**RECORDS SHOWN**

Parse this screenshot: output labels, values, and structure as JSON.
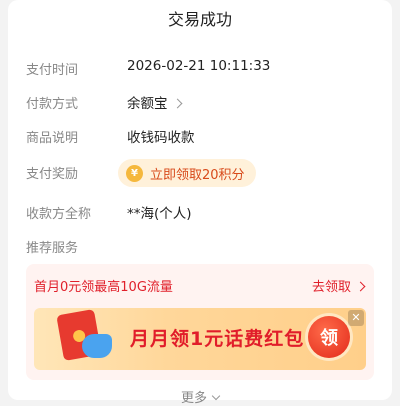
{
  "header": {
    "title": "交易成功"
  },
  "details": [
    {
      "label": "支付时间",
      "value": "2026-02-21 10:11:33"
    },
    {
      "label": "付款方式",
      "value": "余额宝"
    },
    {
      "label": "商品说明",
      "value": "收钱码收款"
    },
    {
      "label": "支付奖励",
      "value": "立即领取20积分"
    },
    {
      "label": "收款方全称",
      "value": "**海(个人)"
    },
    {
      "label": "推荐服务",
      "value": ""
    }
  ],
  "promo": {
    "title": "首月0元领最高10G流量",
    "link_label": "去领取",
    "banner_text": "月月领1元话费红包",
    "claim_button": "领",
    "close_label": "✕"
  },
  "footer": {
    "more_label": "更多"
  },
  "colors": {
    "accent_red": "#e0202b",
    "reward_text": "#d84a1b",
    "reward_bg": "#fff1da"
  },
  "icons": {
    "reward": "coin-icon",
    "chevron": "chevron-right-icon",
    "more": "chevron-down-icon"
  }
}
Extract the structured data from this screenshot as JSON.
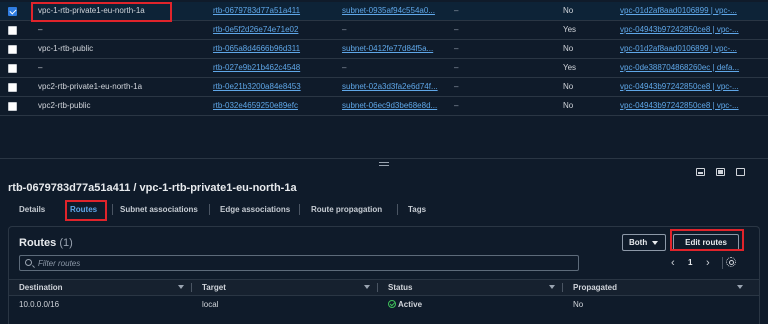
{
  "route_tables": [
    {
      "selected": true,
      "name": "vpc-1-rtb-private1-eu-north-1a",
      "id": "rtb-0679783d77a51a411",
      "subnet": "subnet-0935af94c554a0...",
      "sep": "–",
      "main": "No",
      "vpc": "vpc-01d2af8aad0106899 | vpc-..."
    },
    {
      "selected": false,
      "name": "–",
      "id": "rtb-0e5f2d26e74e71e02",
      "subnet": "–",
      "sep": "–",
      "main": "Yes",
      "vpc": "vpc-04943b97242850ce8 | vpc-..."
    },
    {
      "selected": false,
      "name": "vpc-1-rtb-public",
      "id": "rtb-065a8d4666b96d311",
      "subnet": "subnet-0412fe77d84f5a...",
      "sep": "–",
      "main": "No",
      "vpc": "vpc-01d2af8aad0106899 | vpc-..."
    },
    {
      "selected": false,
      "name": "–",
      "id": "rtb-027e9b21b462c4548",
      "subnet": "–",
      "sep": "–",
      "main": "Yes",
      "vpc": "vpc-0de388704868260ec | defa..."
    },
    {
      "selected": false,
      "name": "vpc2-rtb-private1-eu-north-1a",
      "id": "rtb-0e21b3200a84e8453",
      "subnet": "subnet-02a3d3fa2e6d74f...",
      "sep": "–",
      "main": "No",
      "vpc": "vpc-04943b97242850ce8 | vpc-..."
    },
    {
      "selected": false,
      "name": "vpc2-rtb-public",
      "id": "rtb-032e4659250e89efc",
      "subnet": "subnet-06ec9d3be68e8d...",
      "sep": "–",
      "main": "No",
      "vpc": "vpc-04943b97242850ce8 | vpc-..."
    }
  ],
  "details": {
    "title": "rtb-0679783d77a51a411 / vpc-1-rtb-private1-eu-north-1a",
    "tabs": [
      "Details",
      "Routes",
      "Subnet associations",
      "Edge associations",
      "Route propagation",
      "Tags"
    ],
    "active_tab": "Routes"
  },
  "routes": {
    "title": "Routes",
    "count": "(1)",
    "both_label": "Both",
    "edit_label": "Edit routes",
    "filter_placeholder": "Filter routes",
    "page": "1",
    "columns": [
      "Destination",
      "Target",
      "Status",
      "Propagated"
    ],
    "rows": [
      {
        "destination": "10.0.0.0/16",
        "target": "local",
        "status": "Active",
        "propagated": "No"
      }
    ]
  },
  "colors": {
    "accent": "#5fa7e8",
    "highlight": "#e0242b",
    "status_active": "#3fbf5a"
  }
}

---

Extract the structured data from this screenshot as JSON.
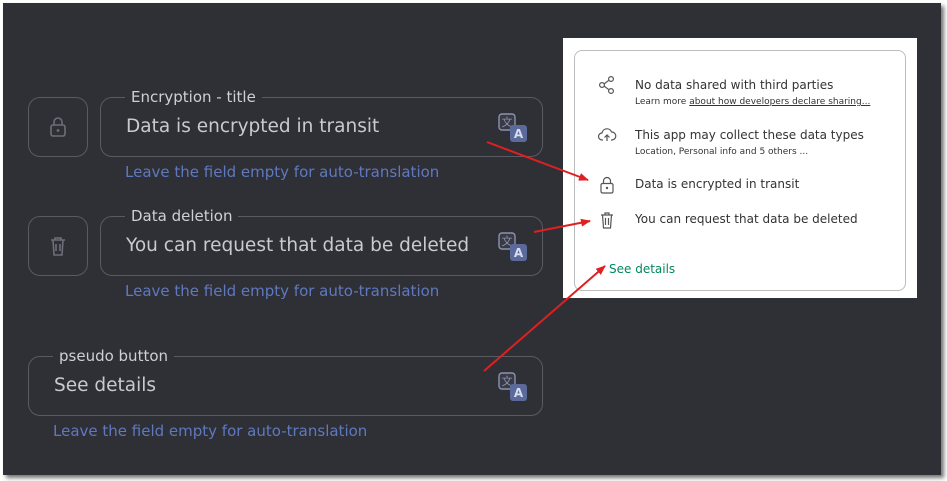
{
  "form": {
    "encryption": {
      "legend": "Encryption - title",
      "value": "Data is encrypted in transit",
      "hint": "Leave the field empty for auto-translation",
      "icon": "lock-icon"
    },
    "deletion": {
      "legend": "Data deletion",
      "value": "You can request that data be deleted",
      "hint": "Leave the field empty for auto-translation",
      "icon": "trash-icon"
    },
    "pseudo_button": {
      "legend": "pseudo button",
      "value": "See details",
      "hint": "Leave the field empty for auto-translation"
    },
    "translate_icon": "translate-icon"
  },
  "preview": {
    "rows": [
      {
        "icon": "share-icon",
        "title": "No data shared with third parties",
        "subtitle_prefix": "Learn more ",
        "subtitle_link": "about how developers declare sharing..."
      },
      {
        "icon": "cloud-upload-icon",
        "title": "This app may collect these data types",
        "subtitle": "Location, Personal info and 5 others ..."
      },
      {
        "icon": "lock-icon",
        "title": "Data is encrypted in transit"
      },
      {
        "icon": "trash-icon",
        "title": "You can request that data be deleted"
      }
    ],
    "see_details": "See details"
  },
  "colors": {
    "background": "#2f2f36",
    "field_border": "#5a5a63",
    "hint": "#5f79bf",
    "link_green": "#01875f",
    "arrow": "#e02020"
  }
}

**EXERCISE GOAL**
Identify each line in the records above that contains the word "associations", and copy it out in full.

**WORKED ANSWER**
      "Subnet associations",
      "Edge associations",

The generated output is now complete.